Copy out the listing that follows, exact in every word, and skip the images.

====== SUPPLIED DATA ======

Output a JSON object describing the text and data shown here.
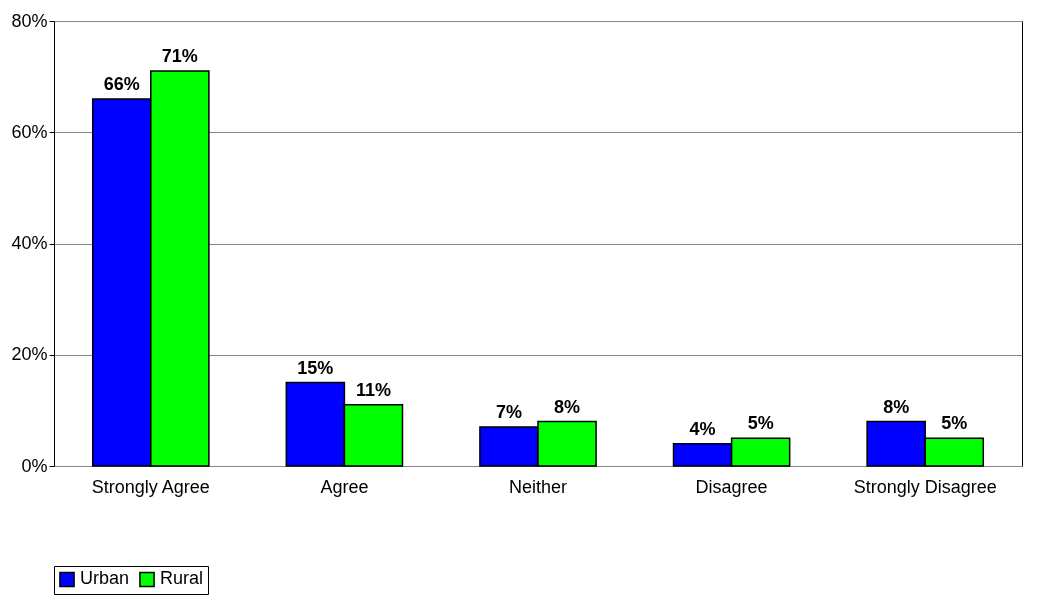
{
  "chart_data": {
    "type": "bar",
    "categories": [
      "Strongly Agree",
      "Agree",
      "Neither",
      "Disagree",
      "Strongly Disagree"
    ],
    "series": [
      {
        "name": "Urban",
        "color": "#0000ff",
        "values": [
          66,
          15,
          7,
          4,
          8
        ],
        "value_labels": [
          "66%",
          "15%",
          "7%",
          "4%",
          "8%"
        ]
      },
      {
        "name": "Rural",
        "color": "#00ff00",
        "values": [
          71,
          11,
          8,
          5,
          5
        ],
        "value_labels": [
          "71%",
          "11%",
          "8%",
          "5%",
          "5%"
        ]
      }
    ],
    "ylim": [
      0,
      80
    ],
    "yticks": [
      {
        "value": 0,
        "label": "0%"
      },
      {
        "value": 20,
        "label": "20%"
      },
      {
        "value": 40,
        "label": "40%"
      },
      {
        "value": 60,
        "label": "60%"
      },
      {
        "value": 80,
        "label": "80%"
      }
    ],
    "grid": "y",
    "legend": "bottom"
  }
}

======

:: RESPONSE BELOW ::
Output a JSON object describing the text and data shown here.
{
  "chart_data": {
    "type": "bar",
    "categories": [
      "Strongly Agree",
      "Agree",
      "Neither",
      "Disagree",
      "Strongly Disagree"
    ],
    "series": [
      {
        "name": "Urban",
        "color": "#0000ff",
        "values": [
          66,
          15,
          7,
          4,
          8
        ],
        "value_labels": [
          "66%",
          "15%",
          "7%",
          "4%",
          "8%"
        ]
      },
      {
        "name": "Rural",
        "color": "#00ff00",
        "values": [
          71,
          11,
          8,
          5,
          5
        ],
        "value_labels": [
          "71%",
          "11%",
          "8%",
          "5%",
          "5%"
        ]
      }
    ],
    "ylim": [
      0,
      80
    ],
    "yticks": [
      {
        "value": 0,
        "label": "0%"
      },
      {
        "value": 20,
        "label": "20%"
      },
      {
        "value": 40,
        "label": "40%"
      },
      {
        "value": 60,
        "label": "60%"
      },
      {
        "value": 80,
        "label": "80%"
      }
    ],
    "grid": "y",
    "legend": "bottom"
  }
}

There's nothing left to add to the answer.